▶ **Work required**
Determine which lines contain the word "http", then copy those lines.

▶ **Data supplied**
-- start --

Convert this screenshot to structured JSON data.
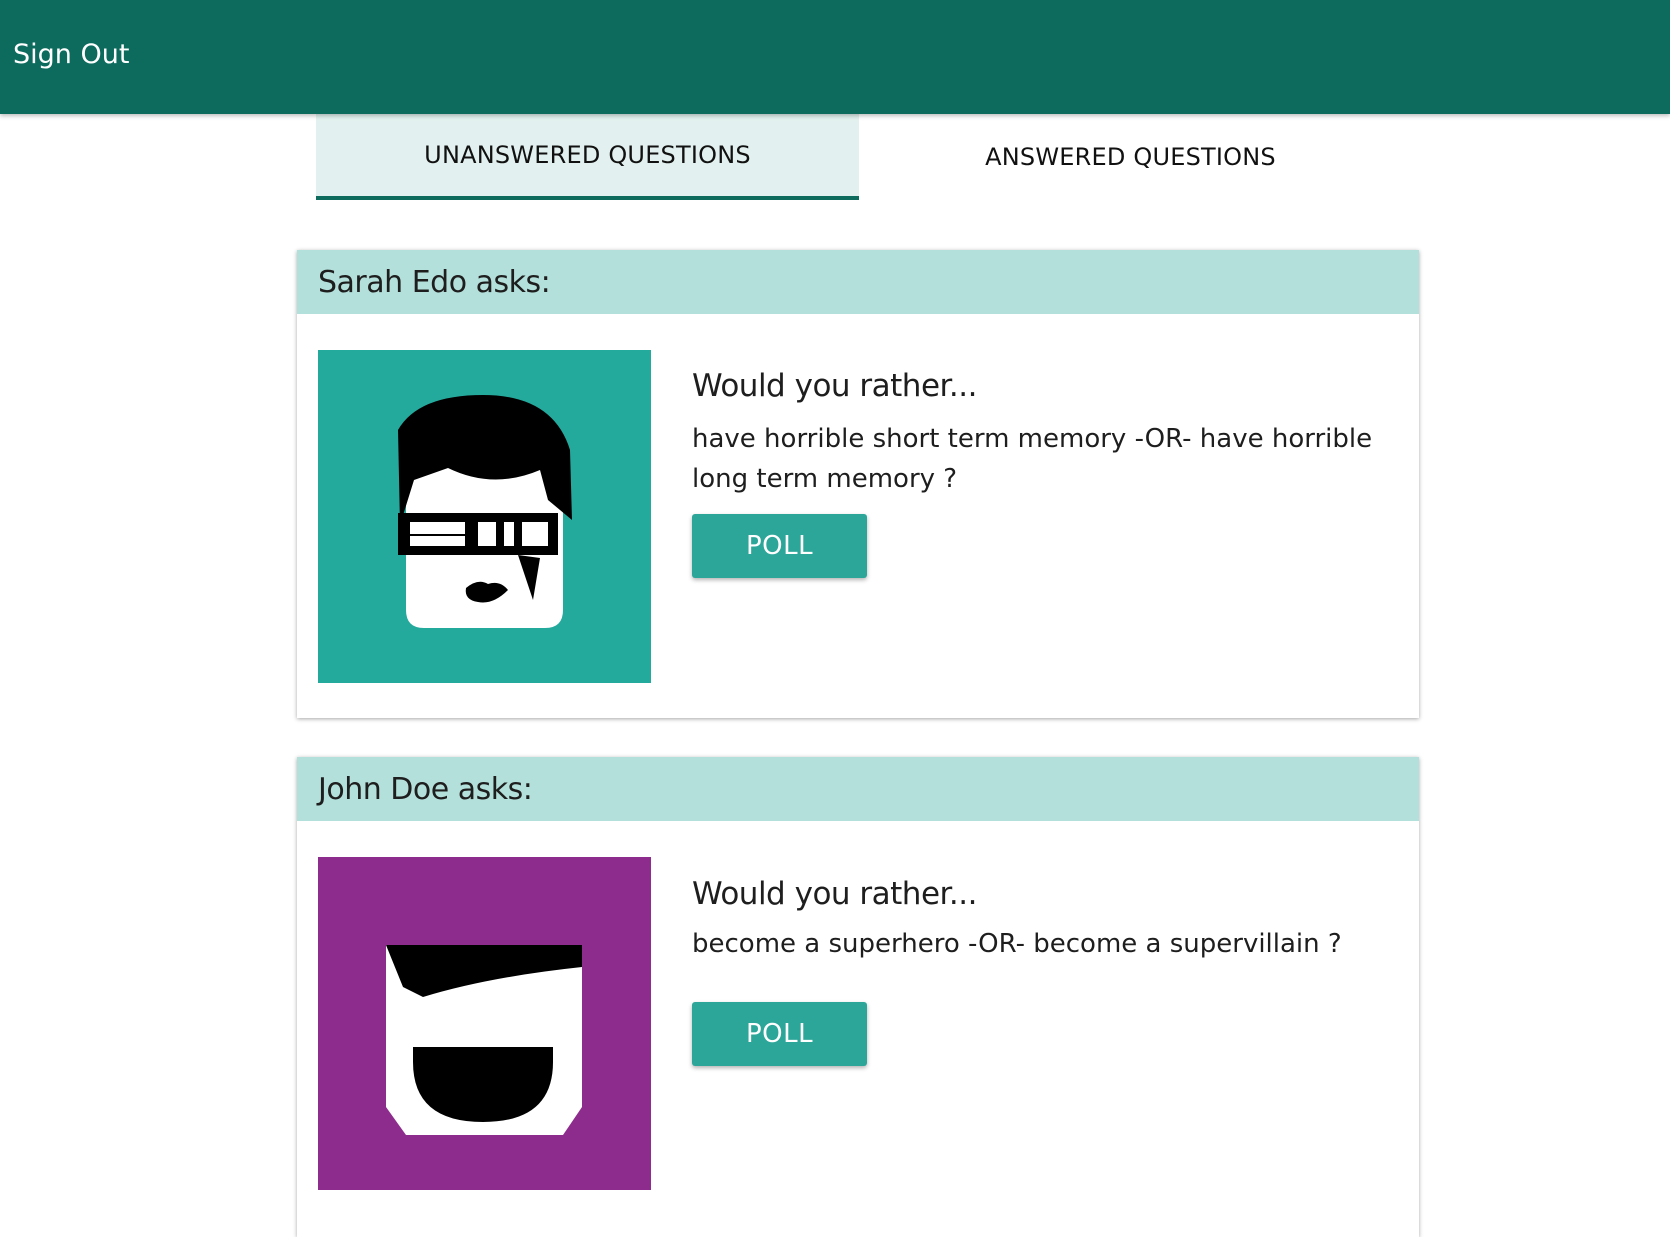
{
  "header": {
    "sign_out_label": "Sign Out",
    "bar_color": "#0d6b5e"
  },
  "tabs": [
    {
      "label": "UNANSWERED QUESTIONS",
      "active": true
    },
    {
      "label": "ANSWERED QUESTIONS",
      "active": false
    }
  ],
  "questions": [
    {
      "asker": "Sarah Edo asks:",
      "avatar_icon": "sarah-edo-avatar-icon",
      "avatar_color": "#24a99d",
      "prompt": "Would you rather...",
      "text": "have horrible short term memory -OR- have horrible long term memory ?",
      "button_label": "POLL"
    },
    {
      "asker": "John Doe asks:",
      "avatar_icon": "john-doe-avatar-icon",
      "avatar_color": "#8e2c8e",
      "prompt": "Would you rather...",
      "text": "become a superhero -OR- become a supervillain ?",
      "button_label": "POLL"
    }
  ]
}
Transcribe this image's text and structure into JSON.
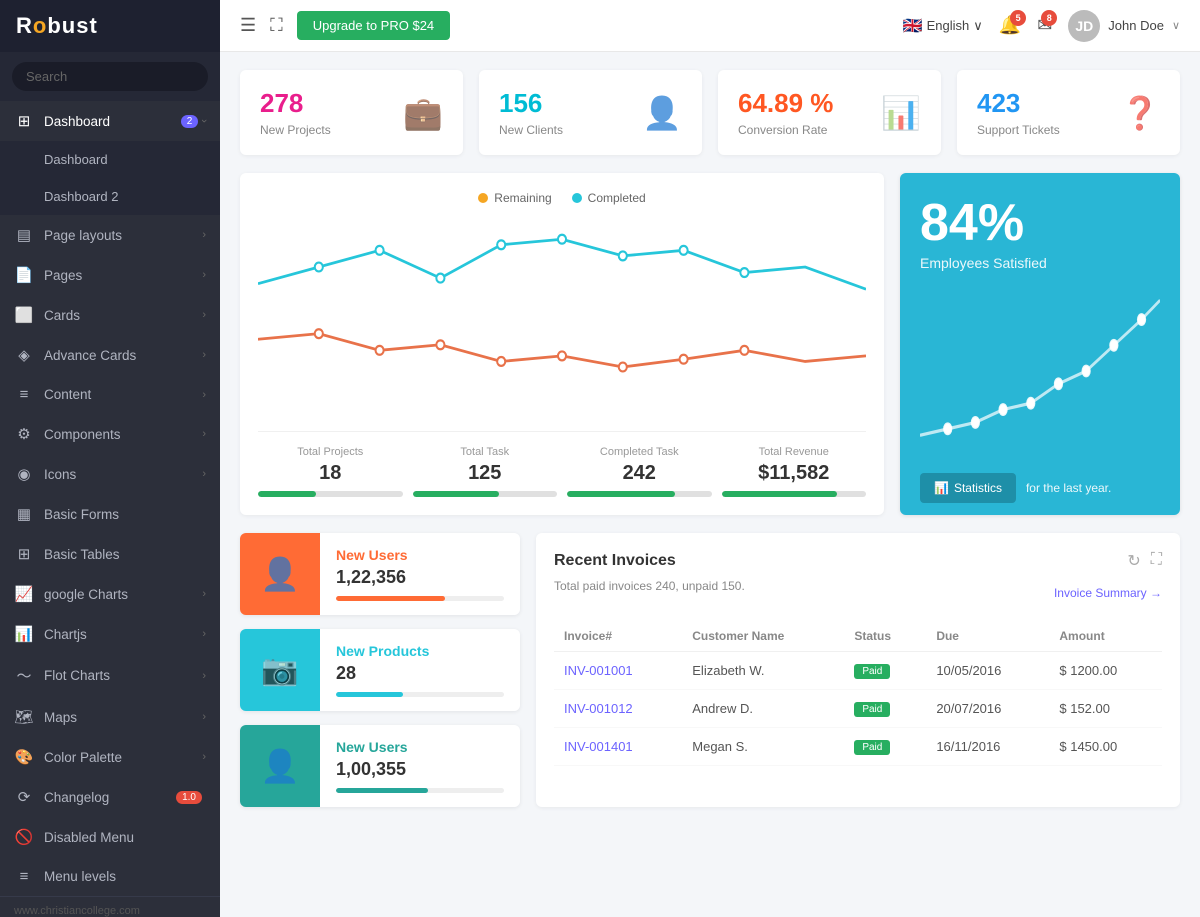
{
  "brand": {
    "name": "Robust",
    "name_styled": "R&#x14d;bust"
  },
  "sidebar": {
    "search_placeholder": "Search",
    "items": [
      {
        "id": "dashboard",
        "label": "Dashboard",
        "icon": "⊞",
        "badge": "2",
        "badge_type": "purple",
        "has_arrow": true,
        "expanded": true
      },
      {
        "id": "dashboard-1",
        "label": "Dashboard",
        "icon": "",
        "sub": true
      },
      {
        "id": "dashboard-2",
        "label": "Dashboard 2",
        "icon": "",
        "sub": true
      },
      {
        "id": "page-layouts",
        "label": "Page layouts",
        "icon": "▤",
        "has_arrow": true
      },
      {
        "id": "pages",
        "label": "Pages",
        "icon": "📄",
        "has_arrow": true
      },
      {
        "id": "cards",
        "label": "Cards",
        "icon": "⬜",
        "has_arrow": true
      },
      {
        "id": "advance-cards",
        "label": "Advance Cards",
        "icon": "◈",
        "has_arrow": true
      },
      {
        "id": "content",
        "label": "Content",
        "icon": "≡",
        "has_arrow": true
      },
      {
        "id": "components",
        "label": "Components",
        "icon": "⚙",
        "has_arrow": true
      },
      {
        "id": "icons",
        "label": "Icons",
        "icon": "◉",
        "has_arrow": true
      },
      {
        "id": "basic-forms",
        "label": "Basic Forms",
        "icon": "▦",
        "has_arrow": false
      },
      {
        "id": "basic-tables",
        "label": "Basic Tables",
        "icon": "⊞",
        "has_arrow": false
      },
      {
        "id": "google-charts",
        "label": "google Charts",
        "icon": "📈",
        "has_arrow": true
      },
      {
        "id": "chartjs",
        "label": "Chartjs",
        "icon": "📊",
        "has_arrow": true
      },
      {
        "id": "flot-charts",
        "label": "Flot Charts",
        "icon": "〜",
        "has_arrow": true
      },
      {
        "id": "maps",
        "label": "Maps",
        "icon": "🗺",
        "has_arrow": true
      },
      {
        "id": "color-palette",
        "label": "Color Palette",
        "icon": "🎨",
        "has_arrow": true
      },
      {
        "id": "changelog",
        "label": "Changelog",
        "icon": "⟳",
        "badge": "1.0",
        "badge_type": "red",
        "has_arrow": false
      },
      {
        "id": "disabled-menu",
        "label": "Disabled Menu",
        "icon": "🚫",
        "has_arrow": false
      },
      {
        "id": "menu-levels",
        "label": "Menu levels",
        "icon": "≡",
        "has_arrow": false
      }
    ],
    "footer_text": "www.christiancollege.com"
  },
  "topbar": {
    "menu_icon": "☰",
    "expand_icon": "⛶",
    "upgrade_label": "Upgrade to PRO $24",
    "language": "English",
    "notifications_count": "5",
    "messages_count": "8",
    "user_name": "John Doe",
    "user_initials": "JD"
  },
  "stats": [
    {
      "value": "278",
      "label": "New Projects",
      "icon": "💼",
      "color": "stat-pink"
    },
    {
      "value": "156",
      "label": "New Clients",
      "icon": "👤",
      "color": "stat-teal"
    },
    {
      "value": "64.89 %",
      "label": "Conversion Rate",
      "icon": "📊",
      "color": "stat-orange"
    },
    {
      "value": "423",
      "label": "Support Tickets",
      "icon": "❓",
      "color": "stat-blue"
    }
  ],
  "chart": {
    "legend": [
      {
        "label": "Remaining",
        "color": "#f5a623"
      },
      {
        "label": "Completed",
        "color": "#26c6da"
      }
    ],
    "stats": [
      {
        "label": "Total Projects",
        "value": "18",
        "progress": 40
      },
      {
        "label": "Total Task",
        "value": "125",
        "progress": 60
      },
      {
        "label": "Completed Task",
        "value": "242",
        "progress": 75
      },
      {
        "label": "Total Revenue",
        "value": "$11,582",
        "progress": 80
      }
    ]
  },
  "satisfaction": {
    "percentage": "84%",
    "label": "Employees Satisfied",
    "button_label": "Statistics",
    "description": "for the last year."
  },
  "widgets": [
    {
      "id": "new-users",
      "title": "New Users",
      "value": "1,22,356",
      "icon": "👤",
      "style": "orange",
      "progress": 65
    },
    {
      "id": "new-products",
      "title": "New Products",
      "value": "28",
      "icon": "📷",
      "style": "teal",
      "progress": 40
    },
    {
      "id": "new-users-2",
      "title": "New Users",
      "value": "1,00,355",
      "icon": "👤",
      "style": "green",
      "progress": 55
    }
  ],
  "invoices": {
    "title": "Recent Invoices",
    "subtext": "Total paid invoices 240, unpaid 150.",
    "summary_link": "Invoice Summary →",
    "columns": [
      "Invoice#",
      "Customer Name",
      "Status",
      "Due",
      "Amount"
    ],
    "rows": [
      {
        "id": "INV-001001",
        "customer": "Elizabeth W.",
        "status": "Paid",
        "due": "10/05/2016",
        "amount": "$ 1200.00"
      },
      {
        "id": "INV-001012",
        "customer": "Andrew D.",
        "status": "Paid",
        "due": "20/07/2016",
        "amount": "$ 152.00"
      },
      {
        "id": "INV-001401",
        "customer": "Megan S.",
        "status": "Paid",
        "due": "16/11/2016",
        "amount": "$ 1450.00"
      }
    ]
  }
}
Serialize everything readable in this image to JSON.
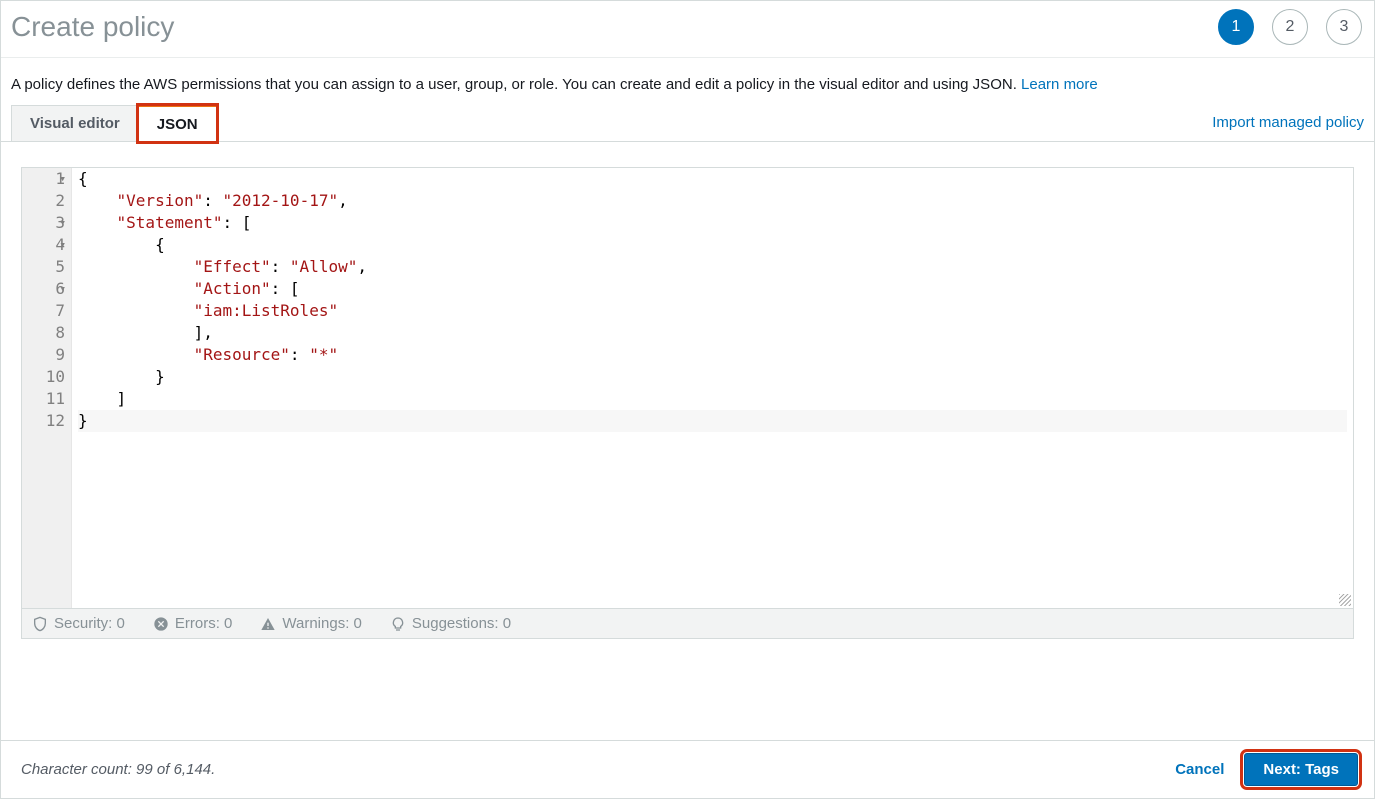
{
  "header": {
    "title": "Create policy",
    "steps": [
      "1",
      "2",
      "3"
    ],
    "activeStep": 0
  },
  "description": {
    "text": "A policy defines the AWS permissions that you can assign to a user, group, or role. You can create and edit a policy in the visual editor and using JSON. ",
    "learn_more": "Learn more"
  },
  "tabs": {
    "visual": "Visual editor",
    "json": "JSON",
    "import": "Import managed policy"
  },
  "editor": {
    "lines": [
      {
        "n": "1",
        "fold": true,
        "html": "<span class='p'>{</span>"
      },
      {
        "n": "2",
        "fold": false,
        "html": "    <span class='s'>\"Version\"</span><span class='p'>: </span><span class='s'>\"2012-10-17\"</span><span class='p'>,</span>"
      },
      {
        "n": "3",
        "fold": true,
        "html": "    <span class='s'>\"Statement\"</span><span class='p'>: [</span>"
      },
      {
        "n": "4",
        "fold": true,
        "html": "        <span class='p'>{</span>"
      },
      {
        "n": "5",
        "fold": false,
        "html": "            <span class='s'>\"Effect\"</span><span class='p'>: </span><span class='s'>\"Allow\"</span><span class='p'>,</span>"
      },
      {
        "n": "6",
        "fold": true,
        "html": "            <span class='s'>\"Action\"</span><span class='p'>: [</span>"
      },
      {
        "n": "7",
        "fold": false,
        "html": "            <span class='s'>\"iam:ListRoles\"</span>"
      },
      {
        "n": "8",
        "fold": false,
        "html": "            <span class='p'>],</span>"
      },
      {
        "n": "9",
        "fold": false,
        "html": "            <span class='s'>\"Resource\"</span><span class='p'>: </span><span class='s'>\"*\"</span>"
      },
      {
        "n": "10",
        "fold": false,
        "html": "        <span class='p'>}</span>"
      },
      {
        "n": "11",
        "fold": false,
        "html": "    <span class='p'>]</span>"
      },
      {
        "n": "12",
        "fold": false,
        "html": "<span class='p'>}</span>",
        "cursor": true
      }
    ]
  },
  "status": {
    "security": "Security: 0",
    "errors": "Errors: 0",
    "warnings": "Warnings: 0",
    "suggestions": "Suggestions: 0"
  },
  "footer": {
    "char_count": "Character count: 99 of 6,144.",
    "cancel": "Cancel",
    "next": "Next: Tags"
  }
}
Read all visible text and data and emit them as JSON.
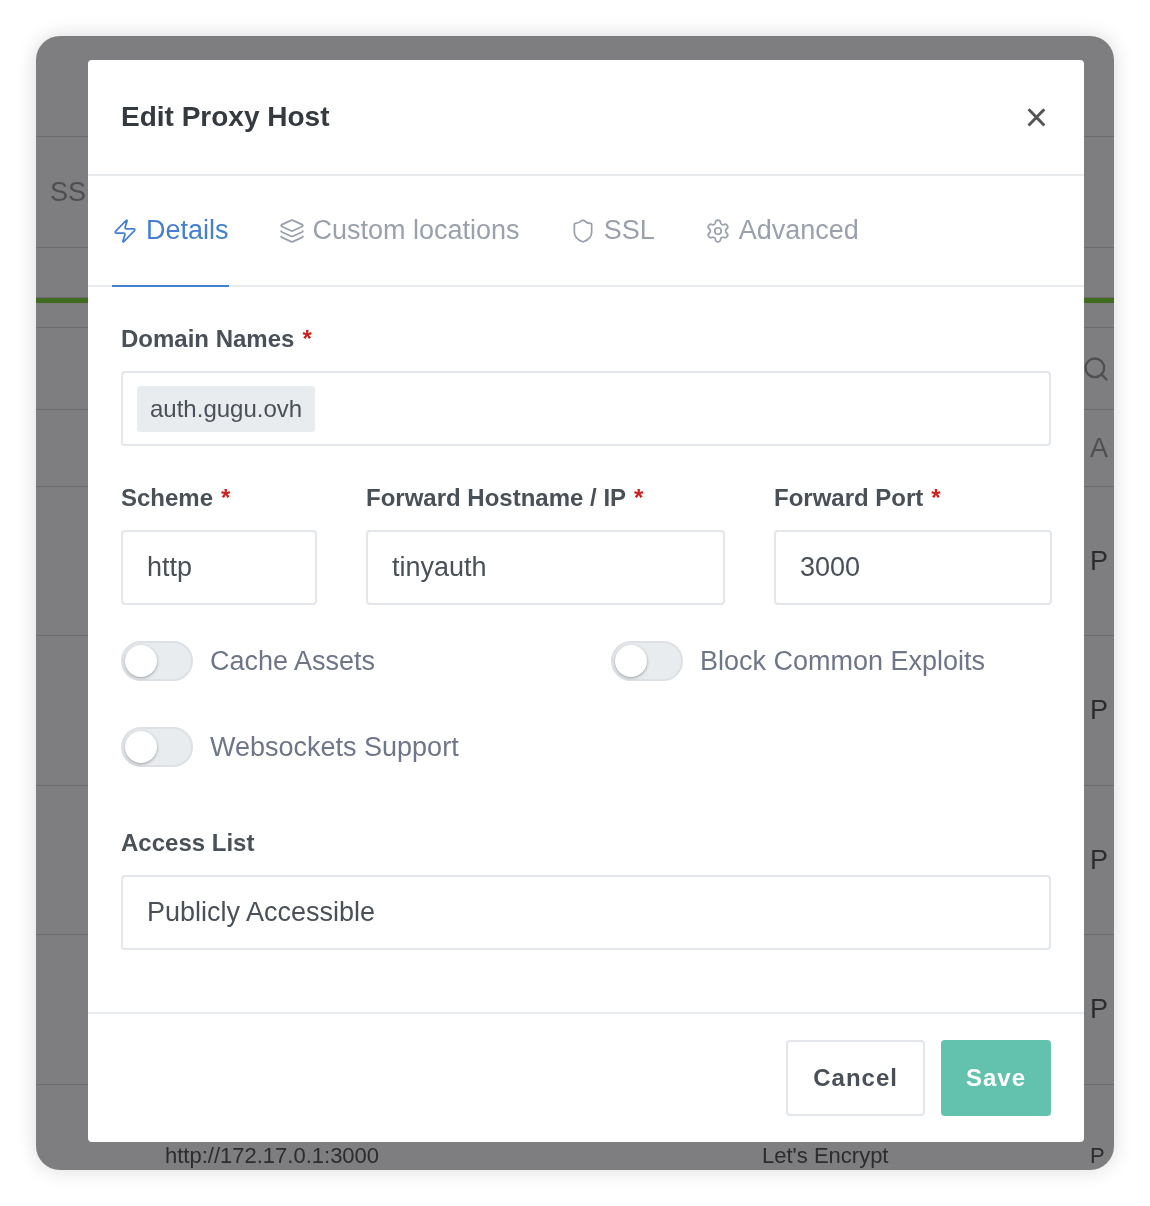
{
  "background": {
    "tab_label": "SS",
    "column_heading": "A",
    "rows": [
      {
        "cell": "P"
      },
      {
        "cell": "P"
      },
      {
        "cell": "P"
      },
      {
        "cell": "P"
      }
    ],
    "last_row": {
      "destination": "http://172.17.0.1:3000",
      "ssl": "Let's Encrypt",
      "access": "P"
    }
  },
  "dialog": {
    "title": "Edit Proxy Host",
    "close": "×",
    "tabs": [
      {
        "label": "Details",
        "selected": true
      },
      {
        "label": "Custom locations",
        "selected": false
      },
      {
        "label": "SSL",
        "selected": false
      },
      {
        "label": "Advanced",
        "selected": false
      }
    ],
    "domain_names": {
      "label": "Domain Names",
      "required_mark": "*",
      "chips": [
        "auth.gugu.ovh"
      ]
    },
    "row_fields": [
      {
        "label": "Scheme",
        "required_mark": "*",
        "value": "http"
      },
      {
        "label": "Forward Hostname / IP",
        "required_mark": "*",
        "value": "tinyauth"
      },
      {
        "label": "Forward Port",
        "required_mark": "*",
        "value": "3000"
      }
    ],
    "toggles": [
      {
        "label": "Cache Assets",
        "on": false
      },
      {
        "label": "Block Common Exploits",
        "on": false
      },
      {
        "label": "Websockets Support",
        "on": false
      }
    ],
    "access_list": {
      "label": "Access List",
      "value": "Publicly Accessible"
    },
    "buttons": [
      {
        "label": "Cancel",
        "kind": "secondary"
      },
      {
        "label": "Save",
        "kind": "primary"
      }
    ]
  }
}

-- end --

▶ **Finished answer**
      "destination": "http://172.17.0.1:3000",
        "value": "http"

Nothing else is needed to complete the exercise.